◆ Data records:
_____

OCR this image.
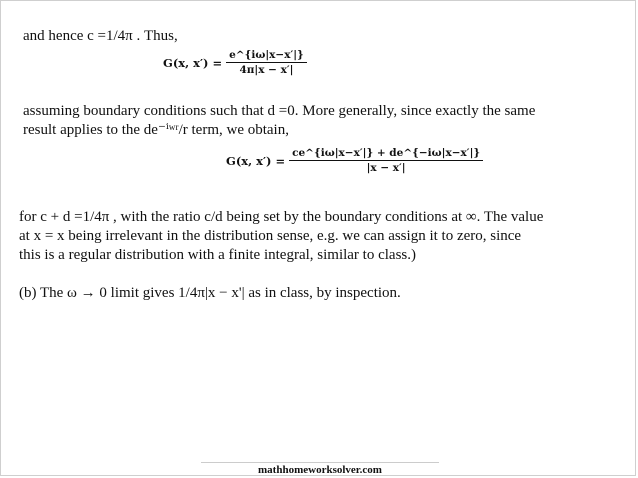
and hence c =1/4π . Thus,

G(x, $x') = \frac{e\^{}\{i\omega|x-x'|\}}{4\pi|x - x'|}$

assuming boundary conditions such that d =0. More generally, since exactly the same

result applies to the de⁻ⁱʷʳ/r term, we obtain,

G(x, $x') = \frac{ce\^{}\{i\omega|x-x'|\} + de\^{}\{-i\omega|x-x'|\}}{|x - x'|}$

for c + d =1/4π , with the ratio c/d being set by the boundary conditions at ∞. The value

at x = x being irrelevant in the distribution sense, e.g. we can assign it to zero, since

this is a regular distribution with a finite integral, similar to class.)

(b) The ω → 0 limit gives 1/4π|x − x'| as in class, by inspection.

mathhomeworksolver.com
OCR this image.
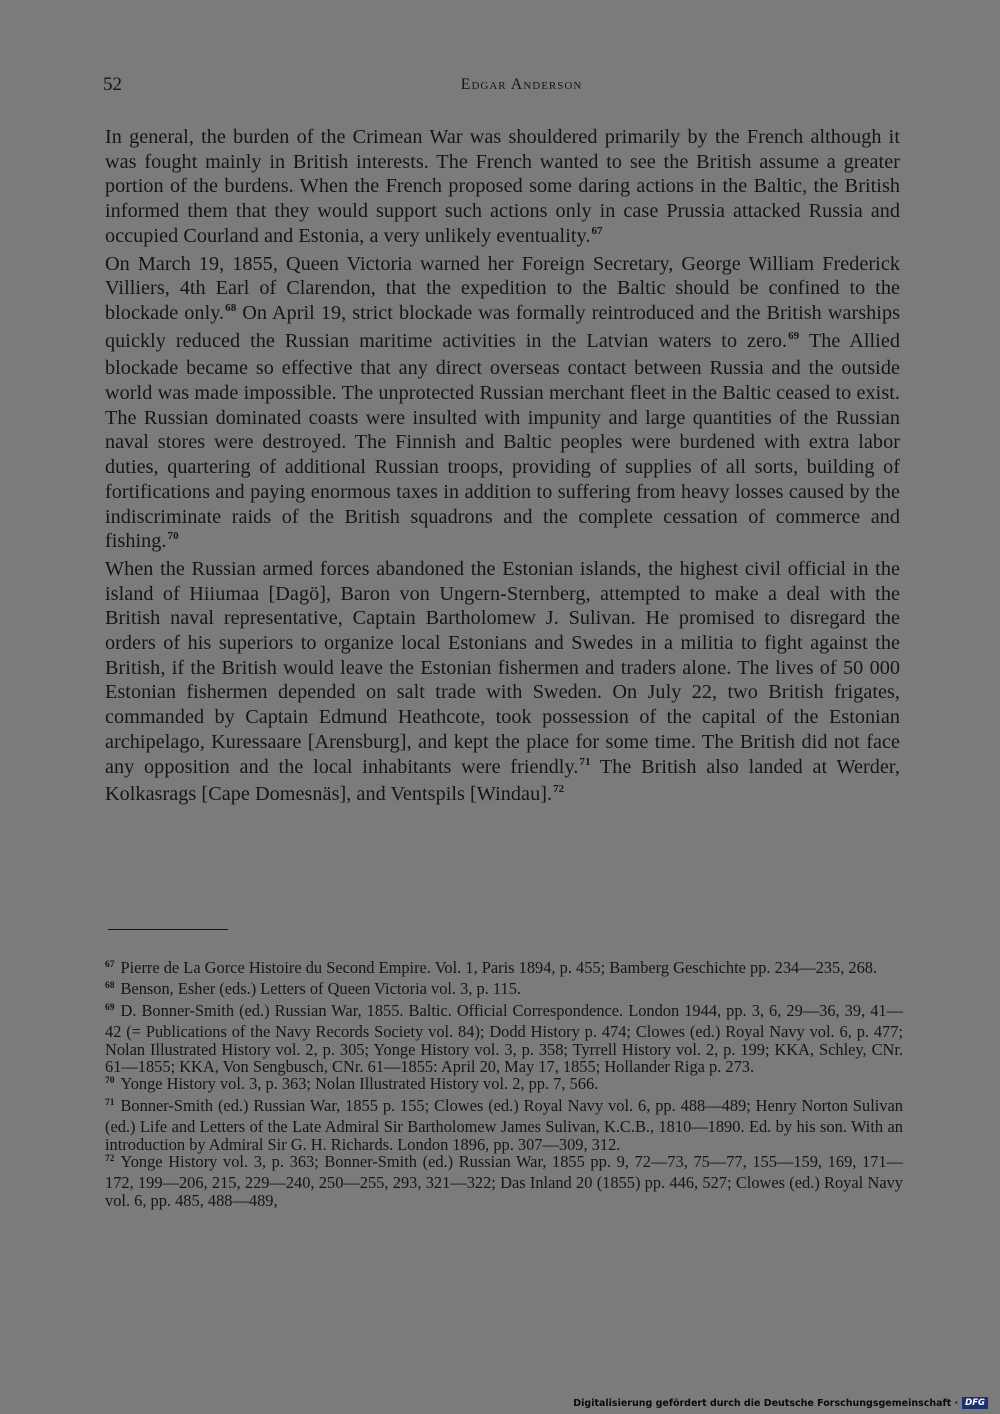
52	Edgar Anderson

In general, the burden of the Crimean War was shouldered primarily by the French although it was fought mainly in British interests. The French wanted to see the British assume a greater portion of the burdens. When the French proposed some daring actions in the Baltic, the British informed them that they would support such actions only in case Prussia attacked Russia and occupied Courland and Estonia, a very unlikely eventuality.$^{67}$

On March 19, 1855, Queen Victoria warned her Foreign Secretary, George William Frederick Villiers, 4th Earl of Clarendon, that the expedition to the Baltic should be confined to the blockade only.$^{68}$ On April 19, strict blockade was formally reintroduced and the British warships quickly reduced the Russian maritime activities in the Latvian waters to zero.$^{69}$ The Allied blockade became so effective that any direct overseas contact between Russia and the outside world was made impossible. The unprotected Russian merchant fleet in the Baltic ceased to exist. The Russian dominated coasts were insulted with impunity and large quantities of the Russian naval stores were destroyed. The Finnish and Baltic peoples were burdened with extra labor duties, quartering of additional Russian troops, providing of supplies of all sorts, building of fortifications and paying enormous taxes in addition to suffering from heavy losses caused by the indiscriminate raids of the British squadrons and the complete cessation of commerce and fishing.$^{70}$

When the Russian armed forces abandoned the Estonian islands, the highest civil official in the island of Hiiumaa [Dagö], Baron von Ungern-Sternberg, attempted to make a deal with the British naval representative, Captain Bartholomew J. Sulivan. He promised to disregard the orders of his superiors to organize local Estonians and Swedes in a militia to fight against the British, if the British would leave the Estonian fishermen and traders alone. The lives of 50 000 Estonian fishermen depended on salt trade with Sweden. On July 22, two British frigates, commanded by Captain Edmund Heathcote, took possession of the capital of the Estonian archipelago, Kuressaare [Arensburg], and kept the place for some time. The British did not face any opposition and the local inhabitants were friendly.$^{71}$ The British also landed at Werder, Kolkasrags [Cape Domesnäs], and Ventspils [Windau].$^{72}$

$^{67}$ Pierre de La Gorce Histoire du Second Empire. Vol. 1, Paris 1894, p. 455; Bamberg Geschichte pp. 234—235, 268.

$^{68}$ Benson, Esher (eds.) Letters of Queen Victoria vol. 3, p. 115.

$^{69}$ D. Bonner-Smith (ed.) Russian War, 1855. Baltic. Official Correspondence. London 1944, pp. 3, 6, 29—36, 39, 41—42 (= Publications of the Navy Records Society vol. 84); Dodd History p. 474; Clowes (ed.) Royal Navy vol. 6, p. 477; Nolan Illustrated History vol. 2, p. 305; Yonge History vol. 3, p. 358; Tyrrell History vol. 2, p. 199; KKA, Schley, CNr. 61—1855; KKA, Von Sengbusch, CNr. 61—1855: April 20, May 17, 1855; Hollander Riga p. 273.

$^{70}$ Yonge History vol. 3, p. 363; Nolan Illustrated History vol. 2, pp. 7, 566.

$^{71}$ Bonner-Smith (ed.) Russian War, 1855 p. 155; Clowes (ed.) Royal Navy vol. 6, pp. 488—489; Henry Norton Sulivan (ed.) Life and Letters of the Late Admiral Sir Bartholomew James Sulivan, K.C.B., 1810—1890. Ed. by his son. With an introduction by Admiral Sir G. H. Richards. London 1896, pp. 307—309, 312.

$^{72}$ Yonge History vol. 3, p. 363; Bonner-Smith (ed.) Russian War, 1855 pp. 9, 72—73, 75—77, 155—159, 169, 171—172, 199—206, 215, 229—240, 250—255, 293, 321—322; Das Inland 20 (1855) pp. 446, 527; Clowes (ed.) Royal Navy vol. 6, pp. 485, 488—489,

Digitalisierung gefördert durch die Deutsche Forschungsgemeinschaft · DFG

_____

◆ WRITTEN EXERCISE:
Gather all lines where the word "omega" appears.

◆ WORKED SOLUTION:
G(x, $x') = \frac{e\^{}\{i\omega|x-x'|\}}{4\pi|x - x'|}$
G(x, $x') = \frac{ce\^{}\{i\omega|x-x'|\} + de\^{}\{-i\omega|x-x'|\}}{|x - x'|}$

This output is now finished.